> Problem to work on: Find every line in the records below that contains the word "sibling", and copy each such line.

Stored items from a collection:

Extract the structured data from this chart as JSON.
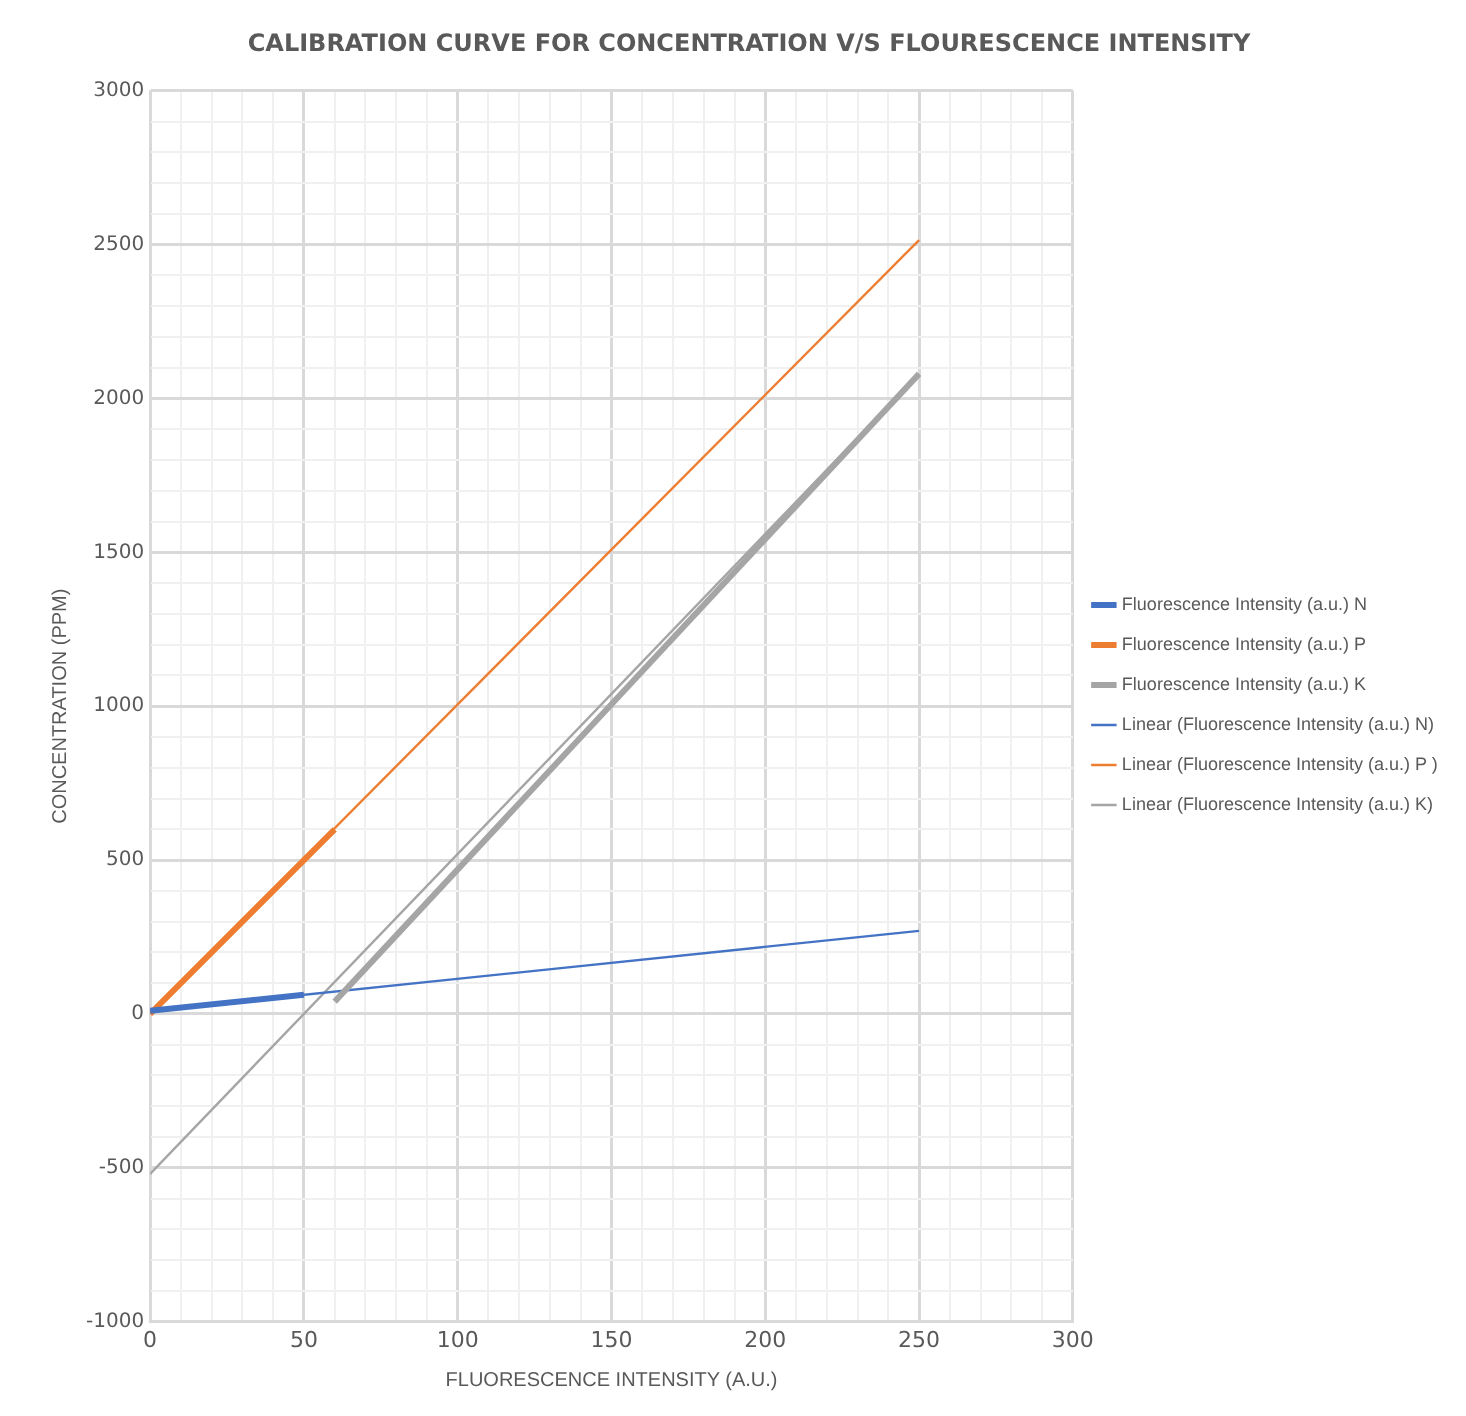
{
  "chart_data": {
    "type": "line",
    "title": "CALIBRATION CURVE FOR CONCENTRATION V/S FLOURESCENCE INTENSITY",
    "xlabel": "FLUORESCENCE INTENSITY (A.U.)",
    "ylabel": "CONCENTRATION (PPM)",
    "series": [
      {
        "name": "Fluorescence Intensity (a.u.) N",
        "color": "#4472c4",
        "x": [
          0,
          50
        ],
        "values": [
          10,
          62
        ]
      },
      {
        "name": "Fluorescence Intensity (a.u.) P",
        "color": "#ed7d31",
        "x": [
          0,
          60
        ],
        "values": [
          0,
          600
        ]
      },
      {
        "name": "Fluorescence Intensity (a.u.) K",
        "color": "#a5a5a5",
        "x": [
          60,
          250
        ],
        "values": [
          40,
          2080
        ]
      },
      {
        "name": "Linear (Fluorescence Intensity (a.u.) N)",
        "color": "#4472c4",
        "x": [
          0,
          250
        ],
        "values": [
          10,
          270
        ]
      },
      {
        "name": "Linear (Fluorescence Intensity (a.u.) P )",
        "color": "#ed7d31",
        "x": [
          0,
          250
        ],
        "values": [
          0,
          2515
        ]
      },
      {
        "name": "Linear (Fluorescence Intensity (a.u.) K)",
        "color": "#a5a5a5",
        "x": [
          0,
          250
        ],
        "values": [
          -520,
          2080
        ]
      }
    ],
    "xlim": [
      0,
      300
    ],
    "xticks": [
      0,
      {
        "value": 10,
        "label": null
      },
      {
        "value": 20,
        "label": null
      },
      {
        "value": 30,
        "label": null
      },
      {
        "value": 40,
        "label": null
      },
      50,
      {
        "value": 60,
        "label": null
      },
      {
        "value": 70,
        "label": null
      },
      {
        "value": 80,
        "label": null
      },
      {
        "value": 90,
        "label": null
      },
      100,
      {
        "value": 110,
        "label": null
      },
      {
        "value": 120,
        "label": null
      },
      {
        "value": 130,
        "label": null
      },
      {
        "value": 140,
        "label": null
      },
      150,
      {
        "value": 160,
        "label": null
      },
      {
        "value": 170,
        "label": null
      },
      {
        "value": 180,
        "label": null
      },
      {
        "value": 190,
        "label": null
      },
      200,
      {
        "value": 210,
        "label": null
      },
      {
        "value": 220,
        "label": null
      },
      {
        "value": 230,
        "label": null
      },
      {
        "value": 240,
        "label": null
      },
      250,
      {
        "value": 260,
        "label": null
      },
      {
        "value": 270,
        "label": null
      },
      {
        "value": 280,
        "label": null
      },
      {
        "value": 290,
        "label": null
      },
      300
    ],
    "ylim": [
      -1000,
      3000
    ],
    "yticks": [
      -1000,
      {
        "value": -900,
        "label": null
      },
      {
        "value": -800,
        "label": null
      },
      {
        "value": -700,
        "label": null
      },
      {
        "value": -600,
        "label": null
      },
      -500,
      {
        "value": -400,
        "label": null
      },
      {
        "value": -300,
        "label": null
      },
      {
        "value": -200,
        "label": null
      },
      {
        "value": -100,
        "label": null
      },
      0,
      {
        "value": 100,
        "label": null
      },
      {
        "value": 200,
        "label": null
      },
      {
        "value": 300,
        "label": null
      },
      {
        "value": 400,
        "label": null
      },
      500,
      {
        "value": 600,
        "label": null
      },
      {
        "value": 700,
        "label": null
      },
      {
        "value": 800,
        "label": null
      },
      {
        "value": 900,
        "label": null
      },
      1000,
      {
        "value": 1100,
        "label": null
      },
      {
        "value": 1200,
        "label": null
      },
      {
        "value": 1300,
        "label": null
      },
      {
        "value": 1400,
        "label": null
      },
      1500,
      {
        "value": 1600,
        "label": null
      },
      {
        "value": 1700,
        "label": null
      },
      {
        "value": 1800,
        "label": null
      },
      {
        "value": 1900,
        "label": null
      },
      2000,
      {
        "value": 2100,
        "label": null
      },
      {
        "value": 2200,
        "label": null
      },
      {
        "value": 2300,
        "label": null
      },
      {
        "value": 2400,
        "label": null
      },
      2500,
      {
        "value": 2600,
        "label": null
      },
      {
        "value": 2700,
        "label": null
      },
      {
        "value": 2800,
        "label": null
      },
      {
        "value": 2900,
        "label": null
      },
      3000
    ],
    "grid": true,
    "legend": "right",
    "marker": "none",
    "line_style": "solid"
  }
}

==

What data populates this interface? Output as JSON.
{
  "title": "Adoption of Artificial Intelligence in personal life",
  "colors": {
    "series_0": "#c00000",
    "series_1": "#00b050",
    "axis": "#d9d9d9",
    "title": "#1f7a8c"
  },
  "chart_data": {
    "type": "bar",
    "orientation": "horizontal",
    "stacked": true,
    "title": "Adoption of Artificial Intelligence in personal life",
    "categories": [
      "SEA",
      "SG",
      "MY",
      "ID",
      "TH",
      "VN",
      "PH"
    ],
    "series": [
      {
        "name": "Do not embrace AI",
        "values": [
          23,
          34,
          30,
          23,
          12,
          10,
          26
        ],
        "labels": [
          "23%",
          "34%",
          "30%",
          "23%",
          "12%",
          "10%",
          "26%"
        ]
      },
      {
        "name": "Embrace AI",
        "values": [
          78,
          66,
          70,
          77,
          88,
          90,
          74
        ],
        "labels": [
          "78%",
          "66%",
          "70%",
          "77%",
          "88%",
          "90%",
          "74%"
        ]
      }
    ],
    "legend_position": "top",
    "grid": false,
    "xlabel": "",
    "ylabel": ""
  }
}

* * *

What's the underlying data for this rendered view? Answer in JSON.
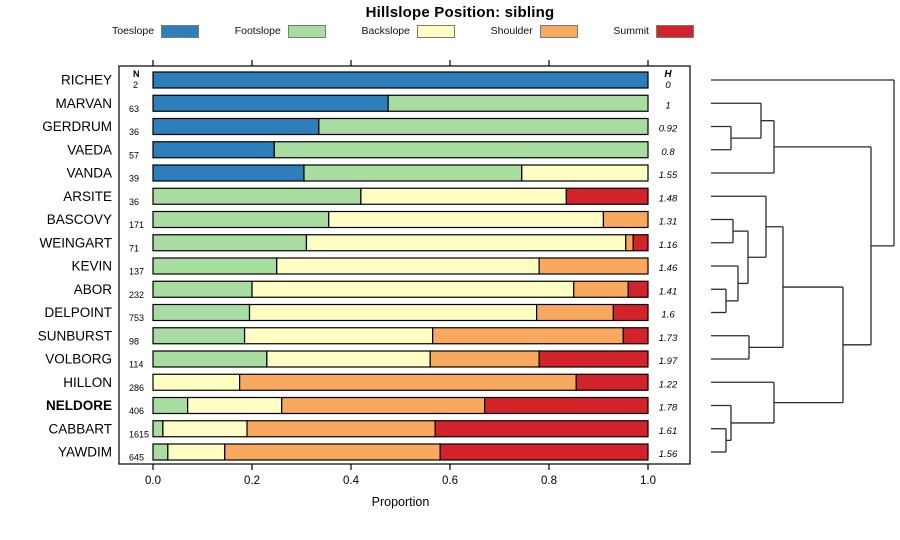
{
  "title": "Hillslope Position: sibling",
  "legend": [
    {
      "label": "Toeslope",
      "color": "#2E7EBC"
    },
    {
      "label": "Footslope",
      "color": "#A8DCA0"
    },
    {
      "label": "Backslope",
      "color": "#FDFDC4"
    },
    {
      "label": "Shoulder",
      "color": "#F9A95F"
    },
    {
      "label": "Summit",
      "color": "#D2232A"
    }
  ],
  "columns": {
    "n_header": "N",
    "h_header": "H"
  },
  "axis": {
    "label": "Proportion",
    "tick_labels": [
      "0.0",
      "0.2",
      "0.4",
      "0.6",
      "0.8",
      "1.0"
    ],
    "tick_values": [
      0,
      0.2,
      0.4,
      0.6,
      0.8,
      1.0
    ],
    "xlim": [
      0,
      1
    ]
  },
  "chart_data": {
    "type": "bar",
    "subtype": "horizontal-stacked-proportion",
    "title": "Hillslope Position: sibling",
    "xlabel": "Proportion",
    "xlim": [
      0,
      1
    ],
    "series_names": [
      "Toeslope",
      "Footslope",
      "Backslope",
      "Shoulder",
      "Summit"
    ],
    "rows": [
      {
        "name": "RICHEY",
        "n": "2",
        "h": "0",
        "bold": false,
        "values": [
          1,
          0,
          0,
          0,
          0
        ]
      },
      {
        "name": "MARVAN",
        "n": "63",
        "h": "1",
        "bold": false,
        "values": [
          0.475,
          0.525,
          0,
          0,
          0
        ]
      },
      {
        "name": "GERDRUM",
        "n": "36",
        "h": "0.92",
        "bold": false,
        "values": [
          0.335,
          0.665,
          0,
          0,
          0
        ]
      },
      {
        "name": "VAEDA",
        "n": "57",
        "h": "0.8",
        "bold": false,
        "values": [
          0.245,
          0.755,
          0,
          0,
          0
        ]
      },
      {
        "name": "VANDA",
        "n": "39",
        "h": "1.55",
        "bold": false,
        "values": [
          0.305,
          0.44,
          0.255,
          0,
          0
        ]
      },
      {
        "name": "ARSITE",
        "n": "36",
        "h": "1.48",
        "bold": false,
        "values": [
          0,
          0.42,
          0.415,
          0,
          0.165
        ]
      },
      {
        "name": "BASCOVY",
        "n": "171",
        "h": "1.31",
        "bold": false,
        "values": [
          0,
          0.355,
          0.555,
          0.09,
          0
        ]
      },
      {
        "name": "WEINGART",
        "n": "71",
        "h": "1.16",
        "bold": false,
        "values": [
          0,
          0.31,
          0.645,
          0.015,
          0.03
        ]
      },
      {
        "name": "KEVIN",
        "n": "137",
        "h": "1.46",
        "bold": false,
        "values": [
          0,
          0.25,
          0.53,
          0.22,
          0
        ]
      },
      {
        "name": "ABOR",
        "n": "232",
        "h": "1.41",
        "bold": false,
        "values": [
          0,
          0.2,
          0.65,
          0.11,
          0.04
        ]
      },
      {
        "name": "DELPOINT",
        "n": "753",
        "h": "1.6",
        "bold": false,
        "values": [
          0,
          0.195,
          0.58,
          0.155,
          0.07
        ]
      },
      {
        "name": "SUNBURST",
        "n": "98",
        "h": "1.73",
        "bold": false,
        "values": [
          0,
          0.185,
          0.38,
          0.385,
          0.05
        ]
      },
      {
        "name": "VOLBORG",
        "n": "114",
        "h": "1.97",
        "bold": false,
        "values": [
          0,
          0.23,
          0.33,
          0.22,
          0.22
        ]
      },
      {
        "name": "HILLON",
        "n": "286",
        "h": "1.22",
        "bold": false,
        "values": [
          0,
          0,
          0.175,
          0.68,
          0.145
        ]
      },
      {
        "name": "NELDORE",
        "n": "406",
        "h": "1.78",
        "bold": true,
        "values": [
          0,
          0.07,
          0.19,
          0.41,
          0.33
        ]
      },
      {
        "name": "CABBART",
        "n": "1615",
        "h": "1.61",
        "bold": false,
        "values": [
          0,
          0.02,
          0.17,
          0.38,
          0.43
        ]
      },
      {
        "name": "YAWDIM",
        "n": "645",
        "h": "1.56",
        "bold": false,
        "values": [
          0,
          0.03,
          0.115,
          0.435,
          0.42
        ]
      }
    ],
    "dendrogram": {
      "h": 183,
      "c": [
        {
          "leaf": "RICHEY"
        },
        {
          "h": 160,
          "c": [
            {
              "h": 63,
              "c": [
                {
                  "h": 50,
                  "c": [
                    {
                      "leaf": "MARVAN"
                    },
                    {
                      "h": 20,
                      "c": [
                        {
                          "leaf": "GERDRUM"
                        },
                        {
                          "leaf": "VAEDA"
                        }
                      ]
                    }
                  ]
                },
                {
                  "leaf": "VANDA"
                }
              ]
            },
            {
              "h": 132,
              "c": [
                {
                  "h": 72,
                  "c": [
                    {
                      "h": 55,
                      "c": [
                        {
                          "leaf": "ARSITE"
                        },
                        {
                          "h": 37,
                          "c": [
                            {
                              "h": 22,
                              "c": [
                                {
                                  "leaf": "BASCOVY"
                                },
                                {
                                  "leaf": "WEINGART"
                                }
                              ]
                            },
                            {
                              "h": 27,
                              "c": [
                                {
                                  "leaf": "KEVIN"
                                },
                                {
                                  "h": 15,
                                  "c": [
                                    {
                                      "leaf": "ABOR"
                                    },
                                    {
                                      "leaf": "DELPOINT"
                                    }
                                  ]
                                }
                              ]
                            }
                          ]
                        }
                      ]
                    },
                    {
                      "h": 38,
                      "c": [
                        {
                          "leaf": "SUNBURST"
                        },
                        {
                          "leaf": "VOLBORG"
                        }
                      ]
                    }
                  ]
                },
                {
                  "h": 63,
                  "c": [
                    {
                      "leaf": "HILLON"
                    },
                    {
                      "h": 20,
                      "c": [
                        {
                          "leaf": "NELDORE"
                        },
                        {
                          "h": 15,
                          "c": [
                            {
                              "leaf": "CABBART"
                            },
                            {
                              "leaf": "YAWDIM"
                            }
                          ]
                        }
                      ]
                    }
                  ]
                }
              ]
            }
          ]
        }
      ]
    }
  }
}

> Written answer:
  "title": "Hillslope Position: sibling",
    "title": "Hillslope Position: sibling",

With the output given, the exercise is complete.